— start of Extract to read —

Name/UserName of Angler: Dave/Justcrusin
Date of Capture: 08/1/09
Location: deadwoods
Type and Size/Weight of Fish: bream 30cm
Tackle/Line/Lure Used: px45
Conditions: windy
Other Comments: its legal so i guess it will have to do.


----------



## T-curve (Feb 19, 2007)

Name/UserName of Angler - T-curve
Date of Capture - 3rd Jan 2009
Location - Nambucca 
Type and Size/Weight of Fish - Bass (48cm)
Tackle/Line/Lure Used - Daiwa Procaster IM7/zillion combo with 12lb braid/leader and R2S buggipop
Conditions (optional) - Pretty bloody good actually !!


----------



## crazyratwoman (Feb 26, 2007)

Name/UserName - Kerrie/ Crazyratwoman
Date of Fishing Trip - 3rd Jan 09
Location - Nambucca River
Conditions - v nice
Tale of Woe (ie why didn't you get anything!) - had a shitty day, t-curve caught everything i got sunscreen in my eye... caught about 10 trees and got a dose of the shits really bad lol dont wanna talk about it


----------



## Cid (Nov 14, 2005)

— end of Extract to read —

In the fishing catch reports above, replace "Bass" with "Bream" in everything from "## T-curve (Feb" down to "good actually !!", and write that passage out again.

— start of Source data —

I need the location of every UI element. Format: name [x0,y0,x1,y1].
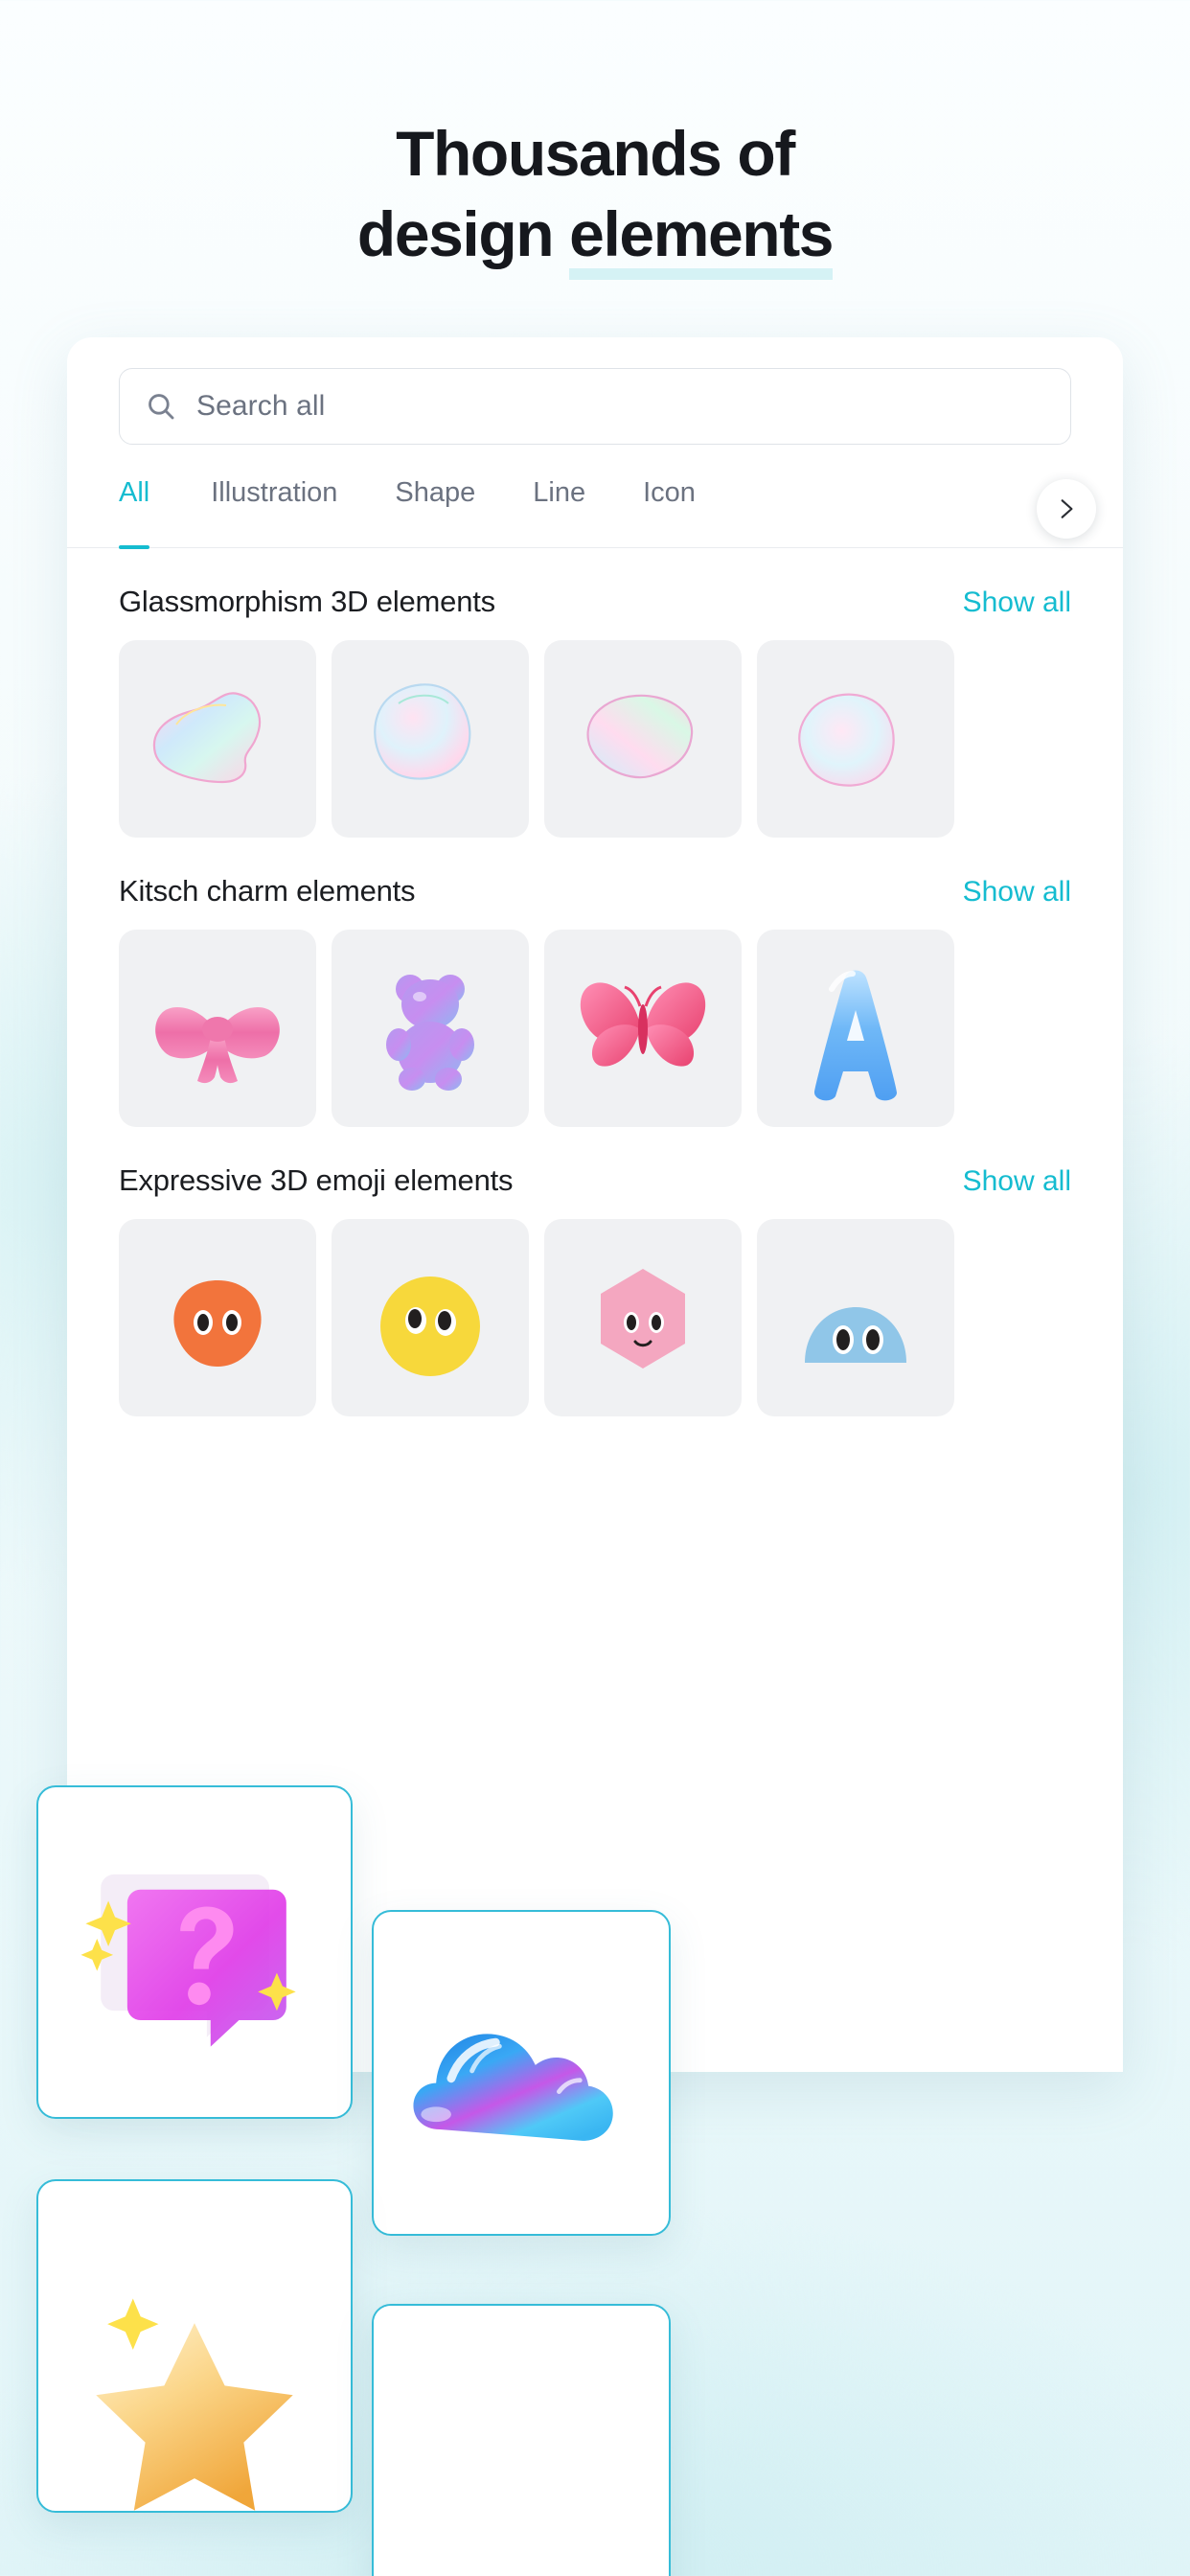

— end of Source data —

**Full response**
## T-curve (Feb 19, 2007)

Name/UserName of Angler - T-curve
Date of Capture - 3rd Jan 2009
Location - Nambucca 
Type and Size/Weight of Fish - Bream (48cm)
Tackle/Line/Lure Used - Daiwa Procaster IM7/zillion combo with 12lb braid/leader and R2S buggipop
Conditions (optional) - Pretty bloody good actually !!